- WORK TASK:
Print each record that follows exactly, leaving the pictures behind.

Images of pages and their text
■ ■ ■ ■

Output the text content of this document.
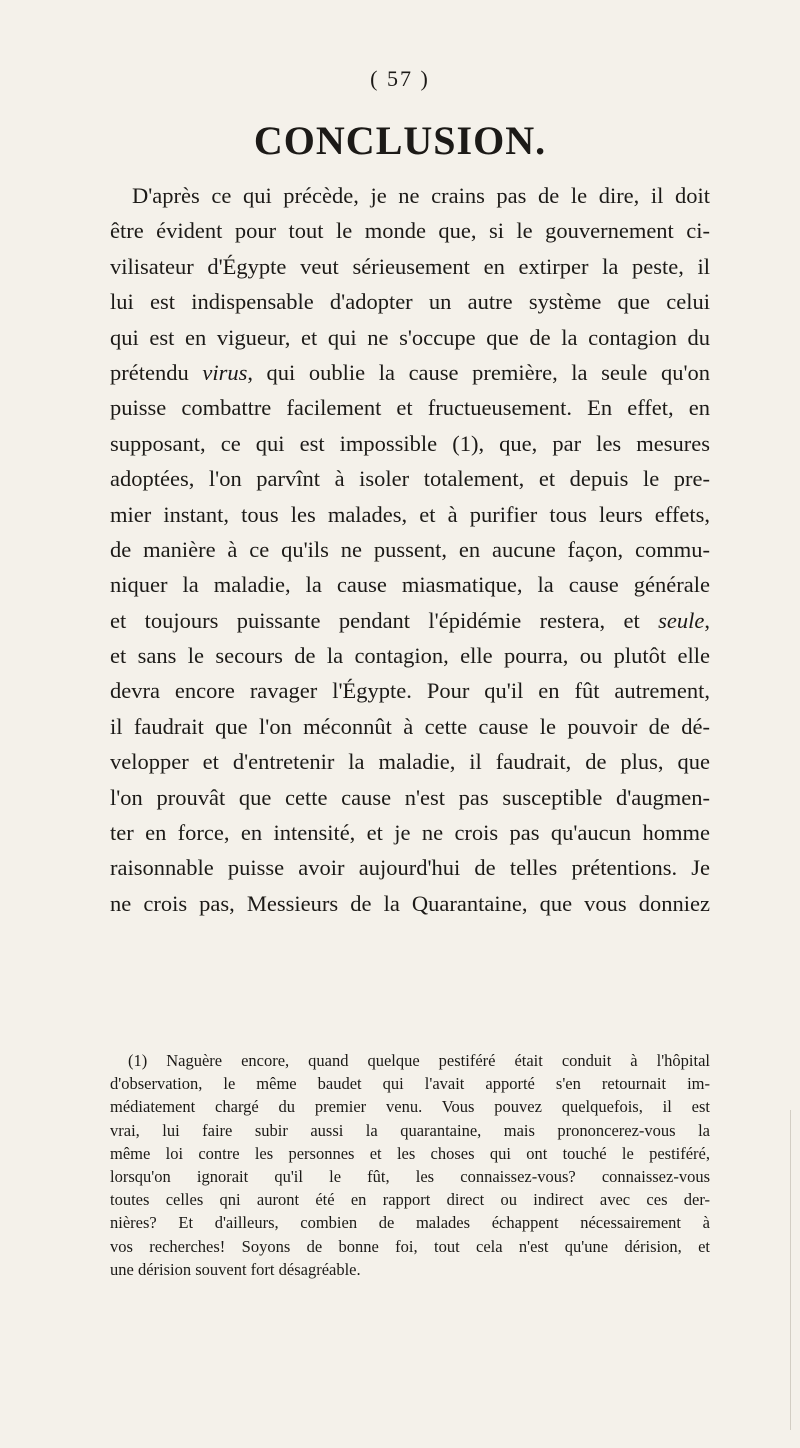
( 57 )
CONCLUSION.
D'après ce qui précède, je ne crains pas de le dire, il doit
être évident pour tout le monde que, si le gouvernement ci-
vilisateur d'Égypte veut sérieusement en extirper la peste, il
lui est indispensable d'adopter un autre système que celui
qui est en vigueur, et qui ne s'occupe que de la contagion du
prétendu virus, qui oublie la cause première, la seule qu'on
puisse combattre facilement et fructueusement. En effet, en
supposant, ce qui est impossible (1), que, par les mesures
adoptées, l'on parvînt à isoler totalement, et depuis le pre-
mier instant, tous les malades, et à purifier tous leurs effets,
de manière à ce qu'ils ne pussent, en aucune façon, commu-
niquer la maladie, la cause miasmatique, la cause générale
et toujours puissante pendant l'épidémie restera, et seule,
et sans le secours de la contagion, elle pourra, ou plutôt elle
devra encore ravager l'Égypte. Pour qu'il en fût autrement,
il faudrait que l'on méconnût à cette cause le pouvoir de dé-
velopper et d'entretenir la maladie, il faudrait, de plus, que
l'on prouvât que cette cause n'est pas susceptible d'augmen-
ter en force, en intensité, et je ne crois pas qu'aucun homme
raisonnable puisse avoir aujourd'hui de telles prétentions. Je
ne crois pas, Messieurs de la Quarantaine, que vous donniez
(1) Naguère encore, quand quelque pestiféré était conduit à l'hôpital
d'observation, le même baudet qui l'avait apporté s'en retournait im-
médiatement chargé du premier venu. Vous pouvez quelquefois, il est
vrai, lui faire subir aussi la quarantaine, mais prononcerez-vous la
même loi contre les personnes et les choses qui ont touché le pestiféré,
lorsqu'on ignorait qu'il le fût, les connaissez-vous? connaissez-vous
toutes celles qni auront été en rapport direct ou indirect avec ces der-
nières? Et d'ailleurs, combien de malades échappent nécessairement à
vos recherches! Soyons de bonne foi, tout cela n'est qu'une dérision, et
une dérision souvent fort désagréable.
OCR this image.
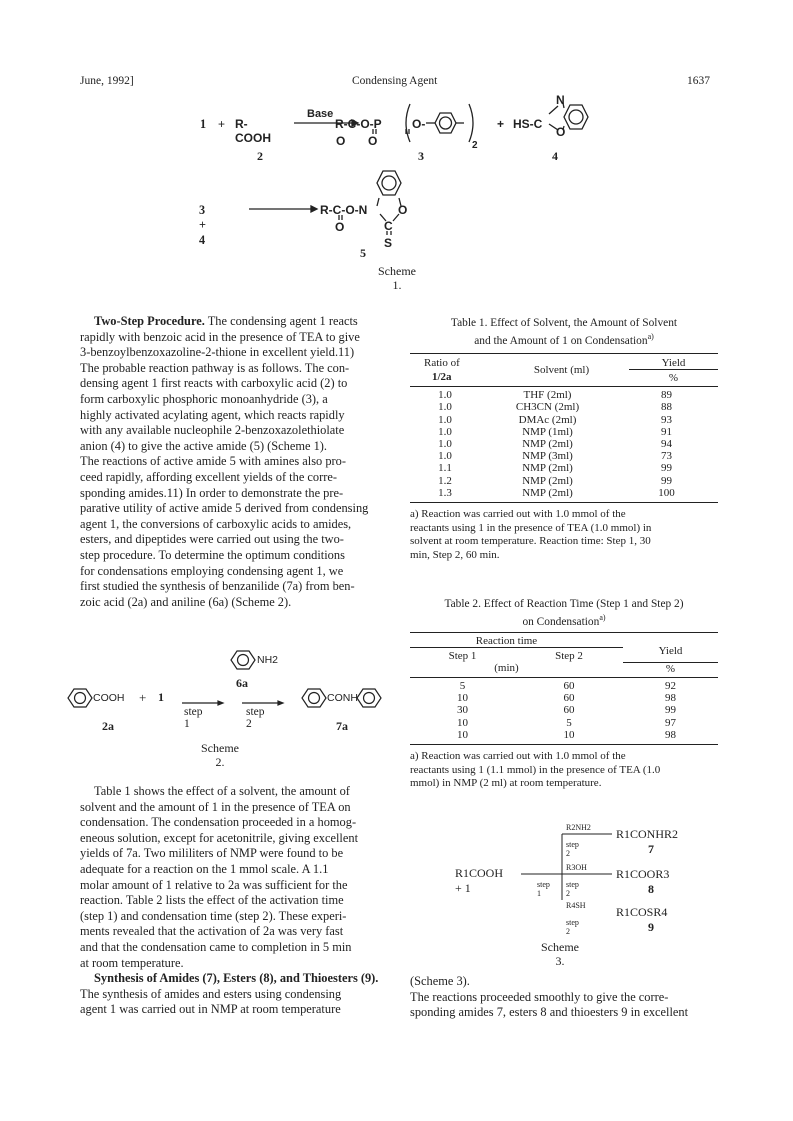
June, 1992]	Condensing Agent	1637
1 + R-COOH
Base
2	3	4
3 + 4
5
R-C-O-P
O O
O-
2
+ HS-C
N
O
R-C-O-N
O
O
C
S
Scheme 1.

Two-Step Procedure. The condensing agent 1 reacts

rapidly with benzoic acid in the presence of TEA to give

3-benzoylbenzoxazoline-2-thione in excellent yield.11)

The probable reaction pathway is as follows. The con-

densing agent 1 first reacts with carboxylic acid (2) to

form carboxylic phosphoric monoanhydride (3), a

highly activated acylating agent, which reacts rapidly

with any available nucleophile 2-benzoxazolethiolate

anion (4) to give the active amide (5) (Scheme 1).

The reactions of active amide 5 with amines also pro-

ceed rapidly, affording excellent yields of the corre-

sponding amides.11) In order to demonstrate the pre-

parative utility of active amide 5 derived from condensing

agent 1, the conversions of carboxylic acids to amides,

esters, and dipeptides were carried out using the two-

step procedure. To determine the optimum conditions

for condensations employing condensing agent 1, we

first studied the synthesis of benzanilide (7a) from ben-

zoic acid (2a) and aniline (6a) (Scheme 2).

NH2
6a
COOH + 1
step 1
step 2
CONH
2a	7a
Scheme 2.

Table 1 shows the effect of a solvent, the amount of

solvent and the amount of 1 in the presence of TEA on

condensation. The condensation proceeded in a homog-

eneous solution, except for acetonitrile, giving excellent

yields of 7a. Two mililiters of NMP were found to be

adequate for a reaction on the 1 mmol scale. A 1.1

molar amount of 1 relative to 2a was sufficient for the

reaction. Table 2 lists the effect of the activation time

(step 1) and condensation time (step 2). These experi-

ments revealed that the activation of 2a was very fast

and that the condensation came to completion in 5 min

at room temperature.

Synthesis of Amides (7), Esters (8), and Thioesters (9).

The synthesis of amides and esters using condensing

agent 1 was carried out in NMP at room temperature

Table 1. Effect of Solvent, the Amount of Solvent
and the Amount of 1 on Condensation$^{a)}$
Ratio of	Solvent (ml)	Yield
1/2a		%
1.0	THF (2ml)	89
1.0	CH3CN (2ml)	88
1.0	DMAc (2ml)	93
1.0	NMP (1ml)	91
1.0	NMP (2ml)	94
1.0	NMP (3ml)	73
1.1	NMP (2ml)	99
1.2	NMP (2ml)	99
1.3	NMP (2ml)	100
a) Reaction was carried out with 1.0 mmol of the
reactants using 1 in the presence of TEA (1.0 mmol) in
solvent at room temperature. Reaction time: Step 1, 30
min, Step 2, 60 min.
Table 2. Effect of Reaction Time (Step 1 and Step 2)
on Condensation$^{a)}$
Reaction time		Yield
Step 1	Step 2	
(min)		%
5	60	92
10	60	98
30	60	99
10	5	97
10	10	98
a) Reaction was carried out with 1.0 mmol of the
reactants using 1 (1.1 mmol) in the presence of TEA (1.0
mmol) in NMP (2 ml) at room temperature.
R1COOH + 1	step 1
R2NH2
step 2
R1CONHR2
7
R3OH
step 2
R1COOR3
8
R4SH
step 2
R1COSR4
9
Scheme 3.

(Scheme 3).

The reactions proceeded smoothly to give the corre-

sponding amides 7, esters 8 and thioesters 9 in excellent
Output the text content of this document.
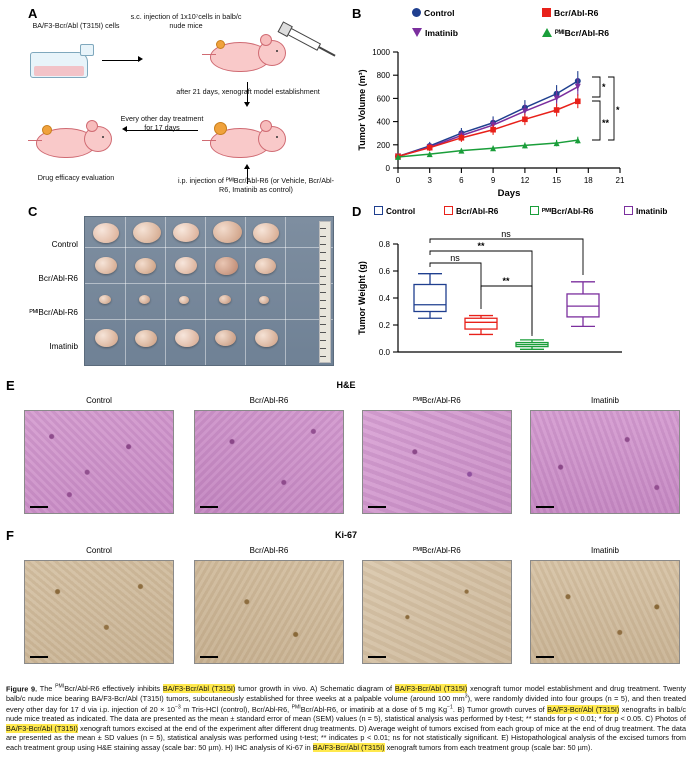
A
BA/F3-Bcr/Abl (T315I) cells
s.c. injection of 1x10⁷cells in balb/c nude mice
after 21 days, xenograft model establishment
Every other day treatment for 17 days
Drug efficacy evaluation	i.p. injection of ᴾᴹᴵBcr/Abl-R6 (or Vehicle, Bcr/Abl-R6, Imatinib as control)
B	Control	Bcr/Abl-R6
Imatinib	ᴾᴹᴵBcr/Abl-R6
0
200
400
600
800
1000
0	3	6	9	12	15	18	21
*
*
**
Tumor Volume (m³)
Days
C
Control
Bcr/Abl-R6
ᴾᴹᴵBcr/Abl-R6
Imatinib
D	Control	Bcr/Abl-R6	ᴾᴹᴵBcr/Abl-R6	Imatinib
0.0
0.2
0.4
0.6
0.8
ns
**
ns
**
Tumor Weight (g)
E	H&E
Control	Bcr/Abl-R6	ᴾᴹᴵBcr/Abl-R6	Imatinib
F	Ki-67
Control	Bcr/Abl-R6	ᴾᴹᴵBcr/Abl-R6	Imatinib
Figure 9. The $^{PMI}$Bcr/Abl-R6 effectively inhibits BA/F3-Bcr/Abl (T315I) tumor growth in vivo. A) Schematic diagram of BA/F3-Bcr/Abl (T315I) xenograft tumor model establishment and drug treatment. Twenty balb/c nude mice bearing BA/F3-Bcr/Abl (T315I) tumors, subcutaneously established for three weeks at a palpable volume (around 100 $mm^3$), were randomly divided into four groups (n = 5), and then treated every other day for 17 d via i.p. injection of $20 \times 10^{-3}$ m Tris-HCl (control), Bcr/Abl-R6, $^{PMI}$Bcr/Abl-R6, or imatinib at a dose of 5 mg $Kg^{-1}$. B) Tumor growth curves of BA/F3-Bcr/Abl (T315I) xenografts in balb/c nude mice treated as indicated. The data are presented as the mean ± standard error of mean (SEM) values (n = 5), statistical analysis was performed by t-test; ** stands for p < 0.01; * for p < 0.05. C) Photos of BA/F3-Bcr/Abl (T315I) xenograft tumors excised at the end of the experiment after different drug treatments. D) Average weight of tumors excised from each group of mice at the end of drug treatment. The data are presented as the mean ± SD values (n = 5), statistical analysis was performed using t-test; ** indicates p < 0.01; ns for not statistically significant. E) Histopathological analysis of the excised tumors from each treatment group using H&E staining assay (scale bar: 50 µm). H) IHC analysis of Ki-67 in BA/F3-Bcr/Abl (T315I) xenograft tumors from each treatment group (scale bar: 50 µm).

■ ■ ■ ■

- TASK OUTPUT:
Output the text content of this document.
( 57 )
CONCLUSION.
D'après ce qui précède, je ne crains pas de le dire, il doit
être évident pour tout le monde que, si le gouvernement ci-
vilisateur d'Égypte veut sérieusement en extirper la peste, il
lui est indispensable d'adopter un autre système que celui
qui est en vigueur, et qui ne s'occupe que de la contagion du
prétendu virus, qui oublie la cause première, la seule qu'on
puisse combattre facilement et fructueusement. En effet, en
supposant, ce qui est impossible (1), que, par les mesures
adoptées, l'on parvînt à isoler totalement, et depuis le pre-
mier instant, tous les malades, et à purifier tous leurs effets,
de manière à ce qu'ils ne pussent, en aucune façon, commu-
niquer la maladie, la cause miasmatique, la cause générale
et toujours puissante pendant l'épidémie restera, et seule,
et sans le secours de la contagion, elle pourra, ou plutôt elle
devra encore ravager l'Égypte. Pour qu'il en fût autrement,
il faudrait que l'on méconnût à cette cause le pouvoir de dé-
velopper et d'entretenir la maladie, il faudrait, de plus, que
l'on prouvât que cette cause n'est pas susceptible d'augmen-
ter en force, en intensité, et je ne crois pas qu'aucun homme
raisonnable puisse avoir aujourd'hui de telles prétentions. Je
ne crois pas, Messieurs de la Quarantaine, que vous donniez
(1) Naguère encore, quand quelque pestiféré était conduit à l'hôpital
d'observation, le même baudet qui l'avait apporté s'en retournait im-
médiatement chargé du premier venu. Vous pouvez quelquefois, il est
vrai, lui faire subir aussi la quarantaine, mais prononcerez-vous la
même loi contre les personnes et les choses qui ont touché le pestiféré,
lorsqu'on ignorait qu'il le fût, les connaissez-vous? connaissez-vous
toutes celles qni auront été en rapport direct ou indirect avec ces der-
nières? Et d'ailleurs, combien de malades échappent nécessairement à
vos recherches! Soyons de bonne foi, tout cela n'est qu'une dérision, et
une dérision souvent fort désagréable.
OCR this image.
June, 1992]	Condensing Agent	1637
1 + R-COOH
Base
2	3	4
3 + 4
5
R-C-O-P
O O
O-
2
+ HS-C
N
O
R-C-O-N
O
O
C
S
Scheme 1.

Two-Step Procedure. The condensing agent 1 reacts

rapidly with benzoic acid in the presence of TEA to give

3-benzoylbenzoxazoline-2-thione in excellent yield.11)

The probable reaction pathway is as follows. The con-

densing agent 1 first reacts with carboxylic acid (2) to

form carboxylic phosphoric monoanhydride (3), a

highly activated acylating agent, which reacts rapidly

with any available nucleophile 2-benzoxazolethiolate

anion (4) to give the active amide (5) (Scheme 1).

The reactions of active amide 5 with amines also pro-

ceed rapidly, affording excellent yields of the corre-

sponding amides.11) In order to demonstrate the pre-

parative utility of active amide 5 derived from condensing

agent 1, the conversions of carboxylic acids to amides,

esters, and dipeptides were carried out using the two-

step procedure. To determine the optimum conditions

for condensations employing condensing agent 1, we

first studied the synthesis of benzanilide (7a) from ben-

zoic acid (2a) and aniline (6a) (Scheme 2).

NH2
6a
COOH + 1
step 1
step 2
CONH
2a	7a
Scheme 2.

Table 1 shows the effect of a solvent, the amount of

solvent and the amount of 1 in the presence of TEA on

condensation. The condensation proceeded in a homog-

eneous solution, except for acetonitrile, giving excellent

yields of 7a. Two mililiters of NMP were found to be

adequate for a reaction on the 1 mmol scale. A 1.1

molar amount of 1 relative to 2a was sufficient for the

reaction. Table 2 lists the effect of the activation time

(step 1) and condensation time (step 2). These experi-

ments revealed that the activation of 2a was very fast

and that the condensation came to completion in 5 min

at room temperature.

Synthesis of Amides (7), Esters (8), and Thioesters (9).

The synthesis of amides and esters using condensing

agent 1 was carried out in NMP at room temperature

Table 1. Effect of Solvent, the Amount of Solvent
and the Amount of 1 on Condensation$^{a)}$
Ratio of	Solvent (ml)	Yield
1/2a		%
1.0	THF (2ml)	89
1.0	CH3CN (2ml)	88
1.0	DMAc (2ml)	93
1.0	NMP (1ml)	91
1.0	NMP (2ml)	94
1.0	NMP (3ml)	73
1.1	NMP (2ml)	99
1.2	NMP (2ml)	99
1.3	NMP (2ml)	100
a) Reaction was carried out with 1.0 mmol of the
reactants using 1 in the presence of TEA (1.0 mmol) in
solvent at room temperature. Reaction time: Step 1, 30
min, Step 2, 60 min.
Table 2. Effect of Reaction Time (Step 1 and Step 2)
on Condensation$^{a)}$
Reaction time		Yield
Step 1	Step 2	
(min)		%
5	60	92
10	60	98
30	60	99
10	5	97
10	10	98
a) Reaction was carried out with 1.0 mmol of the
reactants using 1 (1.1 mmol) in the presence of TEA (1.0
mmol) in NMP (2 ml) at room temperature.
R1COOH + 1	step 1
R2NH2
step 2
R1CONHR2
7
R3OH
step 2
R1COOR3
8
R4SH
step 2
R1COSR4
9
Scheme 3.

(Scheme 3).

The reactions proceeded smoothly to give the corre-

sponding amides 7, esters 8 and thioesters 9 in excellent
Output the text content of this document.
A
BA/F3-Bcr/Abl (T315I) cells
s.c. injection of 1x10⁷cells in balb/c nude mice
after 21 days, xenograft model establishment
Every other day treatment for 17 days
Drug efficacy evaluation	i.p. injection of ᴾᴹᴵBcr/Abl-R6 (or Vehicle, Bcr/Abl-R6, Imatinib as control)
B	Control	Bcr/Abl-R6
Imatinib	ᴾᴹᴵBcr/Abl-R6
0
200
400
600
800
1000
0	3	6	9	12	15	18	21
*
*
**
Tumor Volume (m³)
Days
C
Control
Bcr/Abl-R6
ᴾᴹᴵBcr/Abl-R6
Imatinib
D	Control	Bcr/Abl-R6	ᴾᴹᴵBcr/Abl-R6	Imatinib
0.0
0.2
0.4
0.6
0.8
ns
**
ns
**
Tumor Weight (g)
E	H&E
Control	Bcr/Abl-R6	ᴾᴹᴵBcr/Abl-R6	Imatinib
F	Ki-67
Control	Bcr/Abl-R6	ᴾᴹᴵBcr/Abl-R6	Imatinib
Figure 9. The $^{PMI}$Bcr/Abl-R6 effectively inhibits BA/F3-Bcr/Abl (T315I) tumor growth in vivo. A) Schematic diagram of BA/F3-Bcr/Abl (T315I) xenograft tumor model establishment and drug treatment. Twenty balb/c nude mice bearing BA/F3-Bcr/Abl (T315I) tumors, subcutaneously established for three weeks at a palpable volume (around 100 $mm^3$), were randomly divided into four groups (n = 5), and then treated every other day for 17 d via i.p. injection of $20 \times 10^{-3}$ m Tris-HCl (control), Bcr/Abl-R6, $^{PMI}$Bcr/Abl-R6, or imatinib at a dose of 5 mg $Kg^{-1}$. B) Tumor growth curves of BA/F3-Bcr/Abl (T315I) xenografts in balb/c nude mice treated as indicated. The data are presented as the mean ± standard error of mean (SEM) values (n = 5), statistical analysis was performed by t-test; ** stands for p < 0.01; * for p < 0.05. C) Photos of BA/F3-Bcr/Abl (T315I) xenograft tumors excised at the end of the experiment after different drug treatments. D) Average weight of tumors excised from each group of mice at the end of drug treatment. The data are presented as the mean ± SD values (n = 5), statistical analysis was performed using t-test; ** indicates p < 0.01; ns for not statistically significant. E) Histopathological analysis of the excised tumors from each treatment group using H&E staining assay (scale bar: 50 µm). H) IHC analysis of Ki-67 in BA/F3-Bcr/Abl (T315I) xenograft tumors from each treatment group (scale bar: 50 µm).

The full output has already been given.